▶ _Records for the exercise_
>> START

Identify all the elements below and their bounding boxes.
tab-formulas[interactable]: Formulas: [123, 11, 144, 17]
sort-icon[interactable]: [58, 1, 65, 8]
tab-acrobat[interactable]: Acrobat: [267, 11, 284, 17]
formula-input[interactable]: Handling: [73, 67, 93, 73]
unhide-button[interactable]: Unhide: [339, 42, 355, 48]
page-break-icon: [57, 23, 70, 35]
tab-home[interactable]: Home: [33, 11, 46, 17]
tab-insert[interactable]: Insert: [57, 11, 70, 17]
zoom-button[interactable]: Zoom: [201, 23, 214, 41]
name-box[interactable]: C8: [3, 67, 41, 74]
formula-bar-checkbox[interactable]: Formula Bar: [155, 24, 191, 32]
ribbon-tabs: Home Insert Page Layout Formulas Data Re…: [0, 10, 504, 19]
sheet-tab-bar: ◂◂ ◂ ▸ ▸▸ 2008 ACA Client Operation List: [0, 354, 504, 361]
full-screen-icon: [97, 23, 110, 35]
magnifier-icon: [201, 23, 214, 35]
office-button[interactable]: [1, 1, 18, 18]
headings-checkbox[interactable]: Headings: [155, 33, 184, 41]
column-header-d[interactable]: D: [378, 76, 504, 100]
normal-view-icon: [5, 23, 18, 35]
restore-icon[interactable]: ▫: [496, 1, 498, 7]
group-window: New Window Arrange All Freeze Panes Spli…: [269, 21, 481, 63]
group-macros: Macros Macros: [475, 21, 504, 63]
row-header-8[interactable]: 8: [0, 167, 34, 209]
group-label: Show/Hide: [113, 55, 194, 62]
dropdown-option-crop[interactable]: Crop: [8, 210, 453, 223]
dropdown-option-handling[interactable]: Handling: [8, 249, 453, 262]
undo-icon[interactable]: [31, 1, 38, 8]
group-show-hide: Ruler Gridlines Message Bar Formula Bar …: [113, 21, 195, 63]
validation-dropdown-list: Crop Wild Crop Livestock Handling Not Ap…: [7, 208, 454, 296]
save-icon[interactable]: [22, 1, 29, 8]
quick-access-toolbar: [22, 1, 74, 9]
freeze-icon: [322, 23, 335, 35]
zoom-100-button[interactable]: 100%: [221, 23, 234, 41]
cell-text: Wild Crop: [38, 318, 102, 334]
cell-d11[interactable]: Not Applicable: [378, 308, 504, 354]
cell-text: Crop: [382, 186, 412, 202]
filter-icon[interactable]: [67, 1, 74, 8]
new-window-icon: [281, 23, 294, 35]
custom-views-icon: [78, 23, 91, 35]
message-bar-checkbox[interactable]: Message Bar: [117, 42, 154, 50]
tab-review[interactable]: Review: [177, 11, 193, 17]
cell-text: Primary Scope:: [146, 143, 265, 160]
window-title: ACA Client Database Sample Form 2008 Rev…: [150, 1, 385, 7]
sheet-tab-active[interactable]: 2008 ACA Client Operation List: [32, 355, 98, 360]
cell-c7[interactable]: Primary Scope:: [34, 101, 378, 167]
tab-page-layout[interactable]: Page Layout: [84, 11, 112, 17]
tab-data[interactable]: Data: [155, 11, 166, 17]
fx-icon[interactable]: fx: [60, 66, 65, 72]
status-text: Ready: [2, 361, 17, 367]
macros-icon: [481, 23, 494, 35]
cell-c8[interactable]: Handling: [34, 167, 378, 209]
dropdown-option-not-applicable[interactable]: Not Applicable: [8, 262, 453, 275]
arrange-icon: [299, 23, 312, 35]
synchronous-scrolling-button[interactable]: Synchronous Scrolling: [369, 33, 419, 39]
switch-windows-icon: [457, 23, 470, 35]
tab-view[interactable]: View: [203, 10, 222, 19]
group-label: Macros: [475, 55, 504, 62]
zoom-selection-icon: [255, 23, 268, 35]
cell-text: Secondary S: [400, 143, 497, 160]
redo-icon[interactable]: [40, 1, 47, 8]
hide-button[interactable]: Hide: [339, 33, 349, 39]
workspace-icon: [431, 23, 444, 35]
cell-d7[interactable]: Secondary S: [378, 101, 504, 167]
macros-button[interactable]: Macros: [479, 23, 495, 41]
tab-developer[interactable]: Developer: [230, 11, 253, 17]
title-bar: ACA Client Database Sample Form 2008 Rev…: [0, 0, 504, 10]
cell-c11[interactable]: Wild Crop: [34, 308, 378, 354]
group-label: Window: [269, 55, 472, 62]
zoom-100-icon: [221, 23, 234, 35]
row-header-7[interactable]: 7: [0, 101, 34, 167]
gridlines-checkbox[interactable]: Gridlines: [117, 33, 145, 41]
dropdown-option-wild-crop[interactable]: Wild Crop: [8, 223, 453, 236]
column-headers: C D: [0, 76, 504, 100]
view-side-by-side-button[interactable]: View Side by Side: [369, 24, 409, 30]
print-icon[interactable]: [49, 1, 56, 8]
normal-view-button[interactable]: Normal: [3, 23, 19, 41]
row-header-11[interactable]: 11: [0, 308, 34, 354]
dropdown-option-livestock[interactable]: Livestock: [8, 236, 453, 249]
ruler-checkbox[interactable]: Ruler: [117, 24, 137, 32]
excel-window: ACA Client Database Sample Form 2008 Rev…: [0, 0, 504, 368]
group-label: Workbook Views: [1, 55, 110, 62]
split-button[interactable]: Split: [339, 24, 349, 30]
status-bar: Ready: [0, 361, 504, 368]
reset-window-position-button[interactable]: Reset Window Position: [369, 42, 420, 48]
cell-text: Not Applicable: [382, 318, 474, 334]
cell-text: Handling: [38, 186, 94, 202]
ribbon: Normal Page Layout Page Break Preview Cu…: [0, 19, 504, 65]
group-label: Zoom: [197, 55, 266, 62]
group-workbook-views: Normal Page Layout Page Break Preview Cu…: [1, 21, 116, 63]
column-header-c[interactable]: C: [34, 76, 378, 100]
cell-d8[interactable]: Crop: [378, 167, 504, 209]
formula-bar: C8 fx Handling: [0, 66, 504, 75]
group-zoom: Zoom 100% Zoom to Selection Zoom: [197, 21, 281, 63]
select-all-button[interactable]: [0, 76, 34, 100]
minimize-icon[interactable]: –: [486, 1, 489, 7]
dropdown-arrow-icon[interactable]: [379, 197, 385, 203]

>> END

▶ _To do_
Copy out all of the lines above character for character, with no changes.

▶ _The reply_
Identify all the elements below and their bounding boxes.
tab-formulas[interactable]: Formulas: [123, 11, 144, 17]
sort-icon[interactable]: [58, 1, 65, 8]
tab-acrobat[interactable]: Acrobat: [267, 11, 284, 17]
formula-input[interactable]: Handling: [73, 67, 93, 73]
unhide-button[interactable]: Unhide: [339, 42, 355, 48]
page-break-icon: [57, 23, 70, 35]
tab-home[interactable]: Home: [33, 11, 46, 17]
tab-insert[interactable]: Insert: [57, 11, 70, 17]
zoom-button[interactable]: Zoom: [201, 23, 214, 41]
name-box[interactable]: C8: [3, 67, 41, 74]
formula-bar-checkbox[interactable]: Formula Bar: [155, 24, 191, 32]
ribbon-tabs: Home Insert Page Layout Formulas Data Re…: [0, 10, 504, 19]
sheet-tab-bar: ◂◂ ◂ ▸ ▸▸ 2008 ACA Client Operation List: [0, 354, 504, 361]
full-screen-icon: [97, 23, 110, 35]
magnifier-icon: [201, 23, 214, 35]
office-button[interactable]: [1, 1, 18, 18]
headings-checkbox[interactable]: Headings: [155, 33, 184, 41]
column-header-d[interactable]: D: [378, 76, 504, 100]
normal-view-icon: [5, 23, 18, 35]
restore-icon[interactable]: ▫: [496, 1, 498, 7]
group-window: New Window Arrange All Freeze Panes Spli…: [269, 21, 481, 63]
group-macros: Macros Macros: [475, 21, 504, 63]
row-header-8[interactable]: 8: [0, 167, 34, 209]
group-label: Show/Hide: [113, 55, 194, 62]
dropdown-option-crop[interactable]: Crop: [8, 210, 453, 223]
dropdown-option-handling[interactable]: Handling: [8, 249, 453, 262]
undo-icon[interactable]: [31, 1, 38, 8]
group-show-hide: Ruler Gridlines Message Bar Formula Bar …: [113, 21, 195, 63]
validation-dropdown-list: Crop Wild Crop Livestock Handling Not Ap…: [7, 208, 454, 296]
save-icon[interactable]: [22, 1, 29, 8]
quick-access-toolbar: [22, 1, 74, 9]
freeze-icon: [322, 23, 335, 35]
zoom-100-button[interactable]: 100%: [221, 23, 234, 41]
cell-text: Wild Crop: [38, 318, 102, 334]
cell-d11[interactable]: Not Applicable: [378, 308, 504, 354]
cell-text: Crop: [382, 186, 412, 202]
filter-icon[interactable]: [67, 1, 74, 8]
new-window-icon: [281, 23, 294, 35]
custom-views-icon: [78, 23, 91, 35]
message-bar-checkbox[interactable]: Message Bar: [117, 42, 154, 50]
tab-review[interactable]: Review: [177, 11, 193, 17]
cell-text: Primary Scope:: [146, 143, 265, 160]
window-title: ACA Client Database Sample Form 2008 Rev…: [150, 1, 385, 7]
sheet-tab-active[interactable]: 2008 ACA Client Operation List: [32, 355, 98, 360]
cell-c7[interactable]: Primary Scope:: [34, 101, 378, 167]
tab-page-layout[interactable]: Page Layout: [84, 11, 112, 17]
tab-data[interactable]: Data: [155, 11, 166, 17]
fx-icon[interactable]: fx: [60, 66, 65, 72]
status-text: Ready: [2, 361, 17, 367]
macros-icon: [481, 23, 494, 35]
cell-c8[interactable]: Handling: [34, 167, 378, 209]
dropdown-option-not-applicable[interactable]: Not Applicable: [8, 262, 453, 275]
arrange-icon: [299, 23, 312, 35]
synchronous-scrolling-button[interactable]: Synchronous Scrolling: [369, 33, 419, 39]
switch-windows-icon: [457, 23, 470, 35]
tab-view[interactable]: View: [203, 10, 222, 19]
group-label: Macros: [475, 55, 504, 62]
zoom-selection-icon: [255, 23, 268, 35]
cell-text: Secondary S: [400, 143, 497, 160]
redo-icon[interactable]: [40, 1, 47, 8]
hide-button[interactable]: Hide: [339, 33, 349, 39]
workspace-icon: [431, 23, 444, 35]
cell-d7[interactable]: Secondary S: [378, 101, 504, 167]
macros-button[interactable]: Macros: [479, 23, 495, 41]
tab-developer[interactable]: Developer: [230, 11, 253, 17]
title-bar: ACA Client Database Sample Form 2008 Rev…: [0, 0, 504, 10]
cell-c11[interactable]: Wild Crop: [34, 308, 378, 354]
group-label: Window: [269, 55, 472, 62]
zoom-100-icon: [221, 23, 234, 35]
row-header-7[interactable]: 7: [0, 101, 34, 167]
gridlines-checkbox[interactable]: Gridlines: [117, 33, 145, 41]
dropdown-option-wild-crop[interactable]: Wild Crop: [8, 223, 453, 236]
column-headers: C D: [0, 76, 504, 100]
view-side-by-side-button[interactable]: View Side by Side: [369, 24, 409, 30]
print-icon[interactable]: [49, 1, 56, 8]
normal-view-button[interactable]: Normal: [3, 23, 19, 41]
row-header-11[interactable]: 11: [0, 308, 34, 354]
dropdown-option-livestock[interactable]: Livestock: [8, 236, 453, 249]
ruler-checkbox[interactable]: Ruler: [117, 24, 137, 32]
excel-window: ACA Client Database Sample Form 2008 Rev…: [0, 0, 504, 368]
group-label: Workbook Views: [1, 55, 110, 62]
split-button[interactable]: Split: [339, 24, 349, 30]
status-bar: Ready: [0, 361, 504, 368]
reset-window-position-button[interactable]: Reset Window Position: [369, 42, 420, 48]
cell-text: Not Applicable: [382, 318, 474, 334]
cell-text: Handling: [38, 186, 94, 202]
ribbon: Normal Page Layout Page Break Preview Cu…: [0, 19, 504, 65]
group-label: Zoom: [197, 55, 266, 62]
group-workbook-views: Normal Page Layout Page Break Preview Cu…: [1, 21, 116, 63]
column-header-c[interactable]: C: [34, 76, 378, 100]
cell-d8[interactable]: Crop: [378, 167, 504, 209]
formula-bar: C8 fx Handling: [0, 66, 504, 75]
group-zoom: Zoom 100% Zoom to Selection Zoom: [197, 21, 281, 63]
select-all-button[interactable]: [0, 76, 34, 100]
minimize-icon[interactable]: –: [486, 1, 489, 7]
dropdown-arrow-icon[interactable]: [379, 197, 385, 203]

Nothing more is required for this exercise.